> **YOUR INSTRUCTIONS**:
Write down every entry below once more, exactly.

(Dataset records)
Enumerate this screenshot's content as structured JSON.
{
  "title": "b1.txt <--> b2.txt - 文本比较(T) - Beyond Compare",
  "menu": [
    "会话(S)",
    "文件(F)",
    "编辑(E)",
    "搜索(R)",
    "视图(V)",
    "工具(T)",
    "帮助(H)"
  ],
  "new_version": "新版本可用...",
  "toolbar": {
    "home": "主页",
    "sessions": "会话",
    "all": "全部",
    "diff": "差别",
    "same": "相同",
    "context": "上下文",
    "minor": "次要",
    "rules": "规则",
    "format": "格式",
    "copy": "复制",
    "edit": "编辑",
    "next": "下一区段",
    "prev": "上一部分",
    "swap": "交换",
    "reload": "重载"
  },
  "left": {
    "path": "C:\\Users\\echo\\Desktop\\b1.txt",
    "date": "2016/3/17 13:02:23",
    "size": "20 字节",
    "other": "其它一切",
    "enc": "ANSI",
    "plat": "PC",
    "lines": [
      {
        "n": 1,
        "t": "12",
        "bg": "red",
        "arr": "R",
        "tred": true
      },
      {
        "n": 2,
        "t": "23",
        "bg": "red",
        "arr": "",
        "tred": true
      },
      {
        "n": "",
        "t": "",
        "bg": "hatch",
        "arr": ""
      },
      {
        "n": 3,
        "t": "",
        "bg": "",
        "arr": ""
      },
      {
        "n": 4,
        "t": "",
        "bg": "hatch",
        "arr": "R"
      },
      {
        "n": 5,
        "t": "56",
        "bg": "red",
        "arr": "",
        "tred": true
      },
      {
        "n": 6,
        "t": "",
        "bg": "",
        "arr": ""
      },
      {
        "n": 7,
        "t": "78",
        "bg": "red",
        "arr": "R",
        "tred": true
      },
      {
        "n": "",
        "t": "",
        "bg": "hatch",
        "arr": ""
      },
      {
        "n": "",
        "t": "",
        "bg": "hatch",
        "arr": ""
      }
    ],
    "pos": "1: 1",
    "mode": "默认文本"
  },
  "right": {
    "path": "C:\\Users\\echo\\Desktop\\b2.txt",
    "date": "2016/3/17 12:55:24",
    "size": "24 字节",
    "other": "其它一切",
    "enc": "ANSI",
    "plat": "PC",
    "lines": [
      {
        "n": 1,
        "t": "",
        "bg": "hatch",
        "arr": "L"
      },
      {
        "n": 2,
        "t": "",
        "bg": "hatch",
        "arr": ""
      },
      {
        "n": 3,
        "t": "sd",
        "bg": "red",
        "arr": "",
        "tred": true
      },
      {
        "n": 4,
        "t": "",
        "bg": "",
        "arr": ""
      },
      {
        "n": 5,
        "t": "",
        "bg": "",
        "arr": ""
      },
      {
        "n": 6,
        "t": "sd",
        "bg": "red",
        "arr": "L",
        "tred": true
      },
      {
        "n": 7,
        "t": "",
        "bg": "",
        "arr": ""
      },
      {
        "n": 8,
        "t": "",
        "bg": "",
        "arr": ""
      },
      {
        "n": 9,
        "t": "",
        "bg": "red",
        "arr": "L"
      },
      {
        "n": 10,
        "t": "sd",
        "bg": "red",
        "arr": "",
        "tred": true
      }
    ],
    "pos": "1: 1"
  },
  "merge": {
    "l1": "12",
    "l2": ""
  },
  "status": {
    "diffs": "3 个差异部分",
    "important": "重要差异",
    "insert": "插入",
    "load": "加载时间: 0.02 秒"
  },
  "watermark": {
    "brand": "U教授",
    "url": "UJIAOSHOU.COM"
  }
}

> **RESPONSE FOR THIS EXERCISE**:
Enumerate this screenshot's content as structured JSON.
{
  "title": "b1.txt <--> b2.txt - 文本比较(T) - Beyond Compare",
  "menu": [
    "会话(S)",
    "文件(F)",
    "编辑(E)",
    "搜索(R)",
    "视图(V)",
    "工具(T)",
    "帮助(H)"
  ],
  "new_version": "新版本可用...",
  "toolbar": {
    "home": "主页",
    "sessions": "会话",
    "all": "全部",
    "diff": "差别",
    "same": "相同",
    "context": "上下文",
    "minor": "次要",
    "rules": "规则",
    "format": "格式",
    "copy": "复制",
    "edit": "编辑",
    "next": "下一区段",
    "prev": "上一部分",
    "swap": "交换",
    "reload": "重载"
  },
  "left": {
    "path": "C:\\Users\\echo\\Desktop\\b1.txt",
    "date": "2016/3/17 13:02:23",
    "size": "20 字节",
    "other": "其它一切",
    "enc": "ANSI",
    "plat": "PC",
    "lines": [
      {
        "n": 1,
        "t": "12",
        "bg": "red",
        "arr": "R",
        "tred": true
      },
      {
        "n": 2,
        "t": "23",
        "bg": "red",
        "arr": "",
        "tred": true
      },
      {
        "n": "",
        "t": "",
        "bg": "hatch",
        "arr": ""
      },
      {
        "n": 3,
        "t": "",
        "bg": "",
        "arr": ""
      },
      {
        "n": 4,
        "t": "",
        "bg": "hatch",
        "arr": "R"
      },
      {
        "n": 5,
        "t": "56",
        "bg": "red",
        "arr": "",
        "tred": true
      },
      {
        "n": 6,
        "t": "",
        "bg": "",
        "arr": ""
      },
      {
        "n": 7,
        "t": "78",
        "bg": "red",
        "arr": "R",
        "tred": true
      },
      {
        "n": "",
        "t": "",
        "bg": "hatch",
        "arr": ""
      },
      {
        "n": "",
        "t": "",
        "bg": "hatch",
        "arr": ""
      }
    ],
    "pos": "1: 1",
    "mode": "默认文本"
  },
  "right": {
    "path": "C:\\Users\\echo\\Desktop\\b2.txt",
    "date": "2016/3/17 12:55:24",
    "size": "24 字节",
    "other": "其它一切",
    "enc": "ANSI",
    "plat": "PC",
    "lines": [
      {
        "n": 1,
        "t": "",
        "bg": "hatch",
        "arr": "L"
      },
      {
        "n": 2,
        "t": "",
        "bg": "hatch",
        "arr": ""
      },
      {
        "n": 3,
        "t": "sd",
        "bg": "red",
        "arr": "",
        "tred": true
      },
      {
        "n": 4,
        "t": "",
        "bg": "",
        "arr": ""
      },
      {
        "n": 5,
        "t": "",
        "bg": "",
        "arr": ""
      },
      {
        "n": 6,
        "t": "sd",
        "bg": "red",
        "arr": "L",
        "tred": true
      },
      {
        "n": 7,
        "t": "",
        "bg": "",
        "arr": ""
      },
      {
        "n": 8,
        "t": "",
        "bg": "",
        "arr": ""
      },
      {
        "n": 9,
        "t": "",
        "bg": "red",
        "arr": "L"
      },
      {
        "n": 10,
        "t": "sd",
        "bg": "red",
        "arr": "",
        "tred": true
      }
    ],
    "pos": "1: 1"
  },
  "merge": {
    "l1": "12",
    "l2": ""
  },
  "status": {
    "diffs": "3 个差异部分",
    "important": "重要差异",
    "insert": "插入",
    "load": "加载时间: 0.02 秒"
  },
  "watermark": {
    "brand": "U教授",
    "url": "UJIAOSHOU.COM"
  }
}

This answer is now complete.